▶ WRITTEN REQUEST: For each line below that includes the word "Murray", make a copy.
====== INPUT FOR THIS TASK
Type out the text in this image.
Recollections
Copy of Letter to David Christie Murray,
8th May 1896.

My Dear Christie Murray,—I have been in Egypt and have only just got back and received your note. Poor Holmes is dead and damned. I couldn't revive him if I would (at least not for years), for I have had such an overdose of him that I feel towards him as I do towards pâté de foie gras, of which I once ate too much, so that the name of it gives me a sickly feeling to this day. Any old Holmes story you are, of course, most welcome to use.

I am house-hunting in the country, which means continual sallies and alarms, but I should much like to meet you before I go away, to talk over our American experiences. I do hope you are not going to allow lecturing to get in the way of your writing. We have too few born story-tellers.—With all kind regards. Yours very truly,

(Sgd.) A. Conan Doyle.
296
============
▶ RESPONSE TO THIS EXERCISE:
Copy of Letter to David Christie Murray,
My Dear Christie Murray,—I have been in Egypt and have only just got back and received your note. Poor Holmes is dead and damned. I couldn't revive him if I would (at least not for years), for I have had such an overdose of him that I feel towards him as I do towards pâté de foie gras, of which I once ate too much, so that the name of it gives me a sickly feeling to this day. Any old Holmes story you are, of course, most welcome to use.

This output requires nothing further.